Select lines where the word "this" appears.
::: Dataset records :::
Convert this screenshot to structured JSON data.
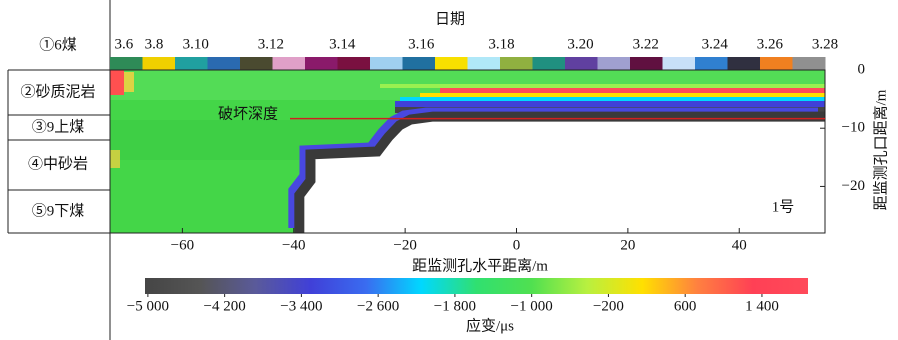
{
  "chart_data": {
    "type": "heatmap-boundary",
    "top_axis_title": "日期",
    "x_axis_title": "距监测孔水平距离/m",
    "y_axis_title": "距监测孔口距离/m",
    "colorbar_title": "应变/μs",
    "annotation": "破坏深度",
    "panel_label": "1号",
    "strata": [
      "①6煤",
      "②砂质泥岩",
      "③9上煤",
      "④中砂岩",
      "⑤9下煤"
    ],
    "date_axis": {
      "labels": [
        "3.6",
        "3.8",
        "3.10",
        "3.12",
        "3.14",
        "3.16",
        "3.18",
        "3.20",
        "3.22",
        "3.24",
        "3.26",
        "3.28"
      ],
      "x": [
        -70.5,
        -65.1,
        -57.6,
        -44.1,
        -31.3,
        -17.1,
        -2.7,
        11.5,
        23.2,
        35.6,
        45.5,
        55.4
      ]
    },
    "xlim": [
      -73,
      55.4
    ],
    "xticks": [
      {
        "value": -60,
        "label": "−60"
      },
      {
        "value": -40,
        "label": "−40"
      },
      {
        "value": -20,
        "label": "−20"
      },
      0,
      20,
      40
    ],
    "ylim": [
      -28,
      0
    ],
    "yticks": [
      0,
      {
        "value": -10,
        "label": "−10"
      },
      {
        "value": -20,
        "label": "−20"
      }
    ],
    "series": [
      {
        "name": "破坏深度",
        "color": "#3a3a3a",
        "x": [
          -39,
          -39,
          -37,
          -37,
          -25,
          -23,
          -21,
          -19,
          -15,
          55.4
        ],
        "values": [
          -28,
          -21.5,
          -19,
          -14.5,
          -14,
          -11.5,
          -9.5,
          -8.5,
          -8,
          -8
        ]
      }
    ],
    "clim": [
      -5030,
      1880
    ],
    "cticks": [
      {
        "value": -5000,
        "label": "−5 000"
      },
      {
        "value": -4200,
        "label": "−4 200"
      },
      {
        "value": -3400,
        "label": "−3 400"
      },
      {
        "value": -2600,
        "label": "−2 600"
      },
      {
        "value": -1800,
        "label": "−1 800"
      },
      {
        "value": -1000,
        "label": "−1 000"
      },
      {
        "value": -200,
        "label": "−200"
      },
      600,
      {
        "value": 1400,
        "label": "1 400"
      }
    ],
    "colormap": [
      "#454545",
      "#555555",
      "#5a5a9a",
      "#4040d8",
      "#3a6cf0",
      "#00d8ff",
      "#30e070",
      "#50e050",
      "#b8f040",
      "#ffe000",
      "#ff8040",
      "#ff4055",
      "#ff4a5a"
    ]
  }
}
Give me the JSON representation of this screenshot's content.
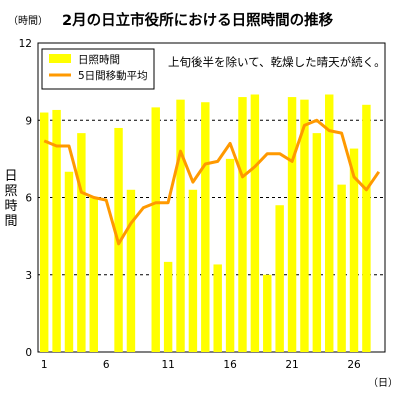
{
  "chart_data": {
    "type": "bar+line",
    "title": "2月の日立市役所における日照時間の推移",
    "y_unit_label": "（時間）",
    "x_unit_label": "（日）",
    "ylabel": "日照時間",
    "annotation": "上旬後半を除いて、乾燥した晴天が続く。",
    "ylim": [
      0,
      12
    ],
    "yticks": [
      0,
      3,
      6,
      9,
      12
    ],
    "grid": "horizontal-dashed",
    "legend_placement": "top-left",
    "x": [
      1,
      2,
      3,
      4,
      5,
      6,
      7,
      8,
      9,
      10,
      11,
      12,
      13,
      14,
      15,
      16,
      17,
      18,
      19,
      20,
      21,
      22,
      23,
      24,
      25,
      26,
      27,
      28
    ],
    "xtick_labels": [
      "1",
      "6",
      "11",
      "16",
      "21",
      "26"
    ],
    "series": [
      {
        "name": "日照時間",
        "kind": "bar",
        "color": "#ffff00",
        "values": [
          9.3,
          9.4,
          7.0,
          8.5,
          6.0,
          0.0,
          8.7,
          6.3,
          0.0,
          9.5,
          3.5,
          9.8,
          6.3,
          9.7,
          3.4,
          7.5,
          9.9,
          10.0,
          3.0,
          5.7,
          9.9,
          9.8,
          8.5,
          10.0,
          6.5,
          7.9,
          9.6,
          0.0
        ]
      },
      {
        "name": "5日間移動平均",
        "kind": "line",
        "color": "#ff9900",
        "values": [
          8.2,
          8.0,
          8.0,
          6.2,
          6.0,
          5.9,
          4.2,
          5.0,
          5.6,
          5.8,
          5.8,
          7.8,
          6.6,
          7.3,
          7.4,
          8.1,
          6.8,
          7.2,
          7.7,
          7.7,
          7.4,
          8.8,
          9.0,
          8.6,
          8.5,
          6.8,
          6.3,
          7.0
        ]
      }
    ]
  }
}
:::
Final result
Convert this screenshot to structured JSON data.
Give me the JSON representation of this screenshot's content.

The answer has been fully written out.